> **Task objective**
Copy every line in the records below that contains the word "торможения".
"""
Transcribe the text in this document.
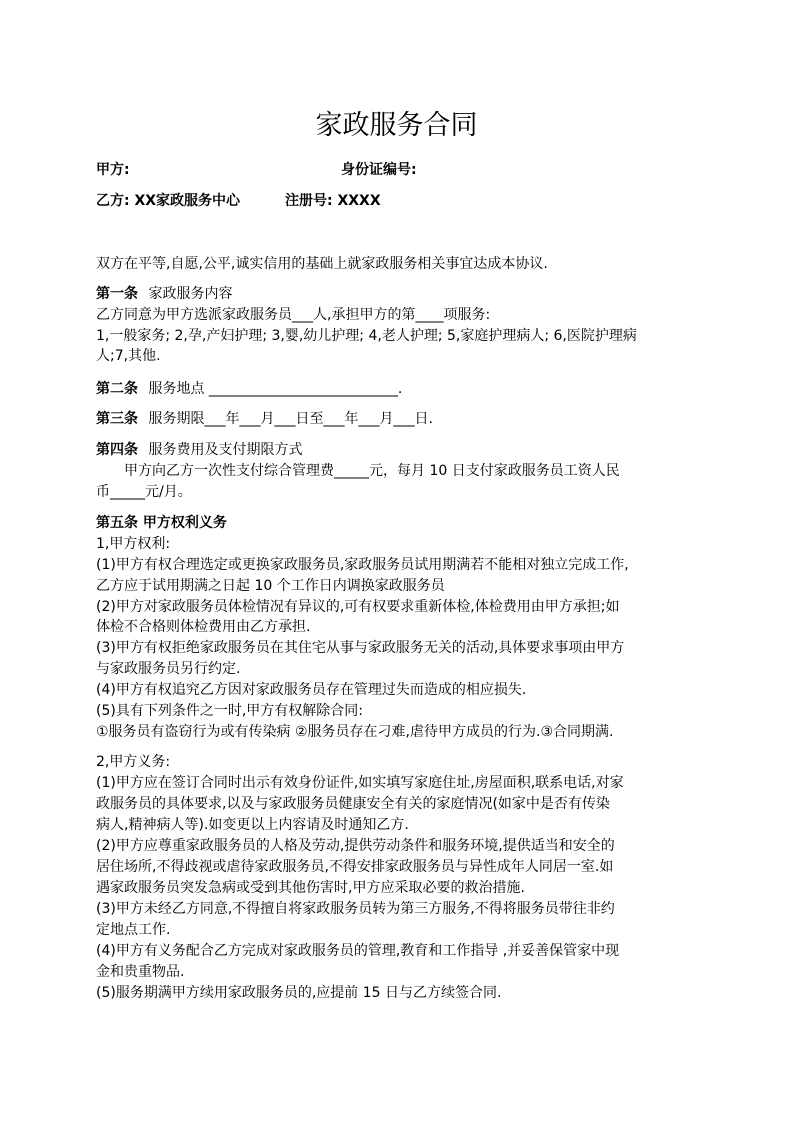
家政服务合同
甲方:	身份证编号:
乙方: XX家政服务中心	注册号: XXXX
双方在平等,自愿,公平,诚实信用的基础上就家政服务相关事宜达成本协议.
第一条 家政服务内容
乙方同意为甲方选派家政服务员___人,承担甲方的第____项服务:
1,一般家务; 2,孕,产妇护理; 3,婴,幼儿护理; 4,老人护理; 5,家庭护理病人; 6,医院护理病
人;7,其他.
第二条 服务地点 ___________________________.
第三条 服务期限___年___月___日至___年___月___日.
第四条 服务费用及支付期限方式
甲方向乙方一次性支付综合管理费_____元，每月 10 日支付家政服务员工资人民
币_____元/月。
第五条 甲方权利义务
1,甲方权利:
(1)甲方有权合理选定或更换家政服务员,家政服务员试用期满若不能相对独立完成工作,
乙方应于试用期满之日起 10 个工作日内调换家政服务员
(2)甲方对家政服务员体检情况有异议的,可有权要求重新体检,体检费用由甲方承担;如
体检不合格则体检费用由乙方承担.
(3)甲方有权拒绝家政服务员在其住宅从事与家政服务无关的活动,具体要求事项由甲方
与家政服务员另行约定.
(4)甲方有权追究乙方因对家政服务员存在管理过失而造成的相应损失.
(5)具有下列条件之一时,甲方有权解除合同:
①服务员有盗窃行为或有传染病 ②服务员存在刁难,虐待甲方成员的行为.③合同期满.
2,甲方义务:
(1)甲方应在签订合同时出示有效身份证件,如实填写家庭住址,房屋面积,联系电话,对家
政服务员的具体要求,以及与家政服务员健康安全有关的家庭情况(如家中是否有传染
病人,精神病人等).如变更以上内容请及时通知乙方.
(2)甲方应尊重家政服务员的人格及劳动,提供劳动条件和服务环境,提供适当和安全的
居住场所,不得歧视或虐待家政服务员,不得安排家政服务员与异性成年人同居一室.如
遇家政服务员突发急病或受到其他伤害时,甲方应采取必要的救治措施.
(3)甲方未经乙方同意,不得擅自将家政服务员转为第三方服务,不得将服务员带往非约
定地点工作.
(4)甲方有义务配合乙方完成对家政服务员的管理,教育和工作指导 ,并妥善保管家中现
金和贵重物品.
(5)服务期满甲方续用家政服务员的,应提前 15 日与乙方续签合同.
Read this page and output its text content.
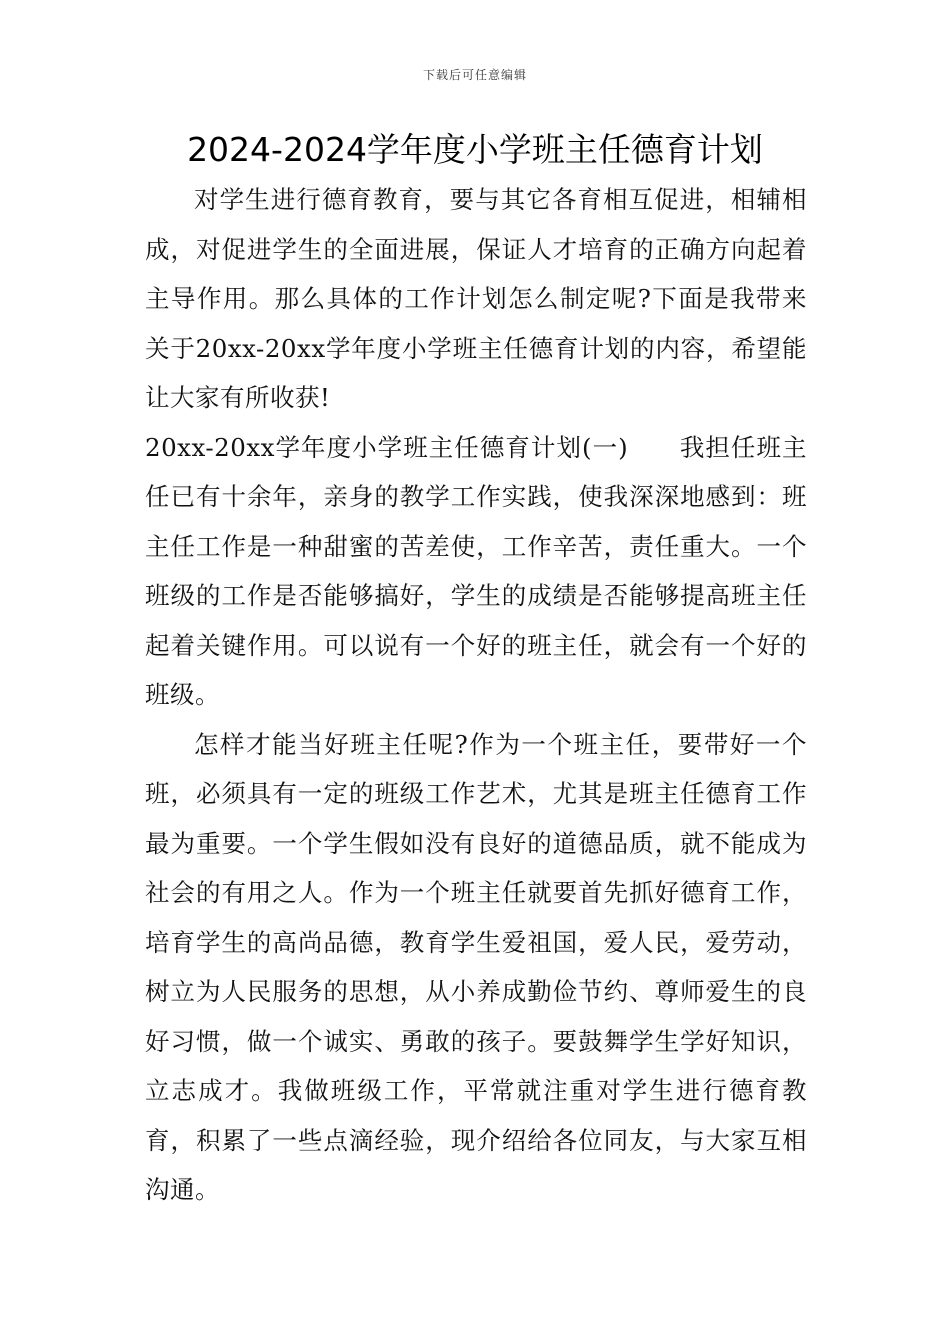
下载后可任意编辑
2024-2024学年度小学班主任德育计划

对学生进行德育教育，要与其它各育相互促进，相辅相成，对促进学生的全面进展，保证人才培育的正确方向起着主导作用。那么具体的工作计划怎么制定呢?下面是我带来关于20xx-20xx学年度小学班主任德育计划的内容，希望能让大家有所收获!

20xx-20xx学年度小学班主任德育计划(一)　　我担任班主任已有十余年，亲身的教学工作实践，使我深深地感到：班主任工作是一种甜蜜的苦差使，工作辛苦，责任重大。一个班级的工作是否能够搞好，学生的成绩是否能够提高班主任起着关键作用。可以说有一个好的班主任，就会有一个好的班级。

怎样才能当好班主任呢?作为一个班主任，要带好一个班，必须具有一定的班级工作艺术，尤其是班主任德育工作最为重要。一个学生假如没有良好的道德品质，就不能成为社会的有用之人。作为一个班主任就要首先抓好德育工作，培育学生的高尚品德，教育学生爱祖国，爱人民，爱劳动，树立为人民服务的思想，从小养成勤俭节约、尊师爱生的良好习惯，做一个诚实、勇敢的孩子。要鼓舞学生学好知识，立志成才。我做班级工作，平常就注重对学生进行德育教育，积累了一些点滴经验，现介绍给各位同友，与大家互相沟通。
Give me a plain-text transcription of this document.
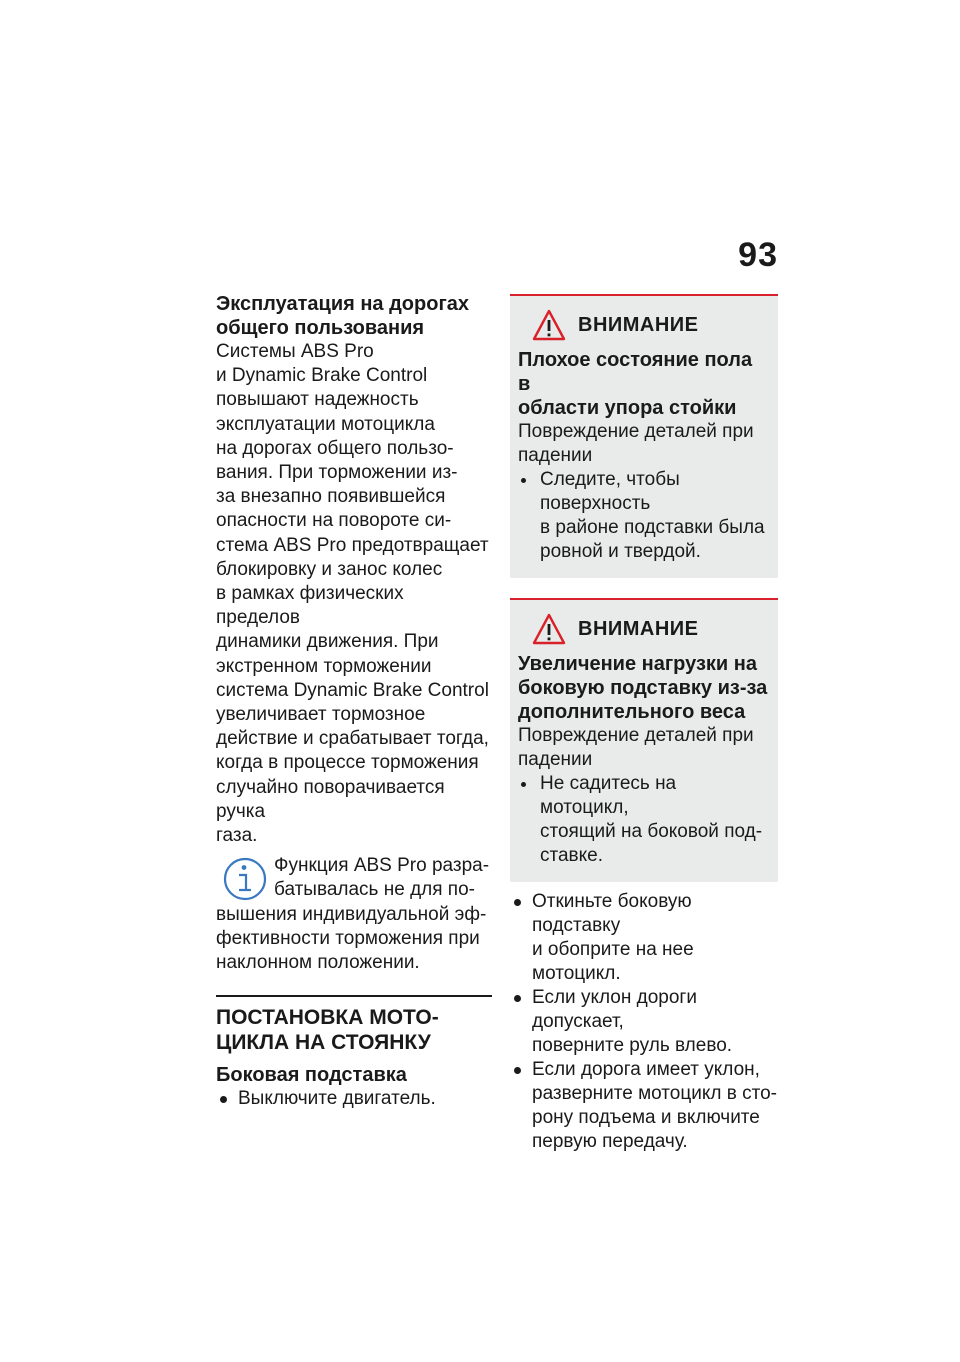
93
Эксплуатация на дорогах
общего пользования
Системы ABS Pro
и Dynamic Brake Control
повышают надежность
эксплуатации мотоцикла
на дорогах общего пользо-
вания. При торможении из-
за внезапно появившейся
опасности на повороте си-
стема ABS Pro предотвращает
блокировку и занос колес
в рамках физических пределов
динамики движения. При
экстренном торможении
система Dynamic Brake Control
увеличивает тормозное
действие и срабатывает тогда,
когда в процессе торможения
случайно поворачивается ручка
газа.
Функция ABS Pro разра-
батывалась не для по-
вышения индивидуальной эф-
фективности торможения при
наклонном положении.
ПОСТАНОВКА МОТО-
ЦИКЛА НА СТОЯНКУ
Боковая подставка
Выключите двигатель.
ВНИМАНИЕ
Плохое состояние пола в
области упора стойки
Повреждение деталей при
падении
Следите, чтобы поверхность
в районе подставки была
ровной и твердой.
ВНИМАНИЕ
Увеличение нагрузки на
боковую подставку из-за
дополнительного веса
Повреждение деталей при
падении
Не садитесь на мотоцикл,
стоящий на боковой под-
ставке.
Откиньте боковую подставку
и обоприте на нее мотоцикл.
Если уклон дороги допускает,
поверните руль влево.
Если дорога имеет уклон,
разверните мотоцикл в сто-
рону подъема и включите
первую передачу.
"""
> **Finished task**
когда в процессе торможения
фективности торможения при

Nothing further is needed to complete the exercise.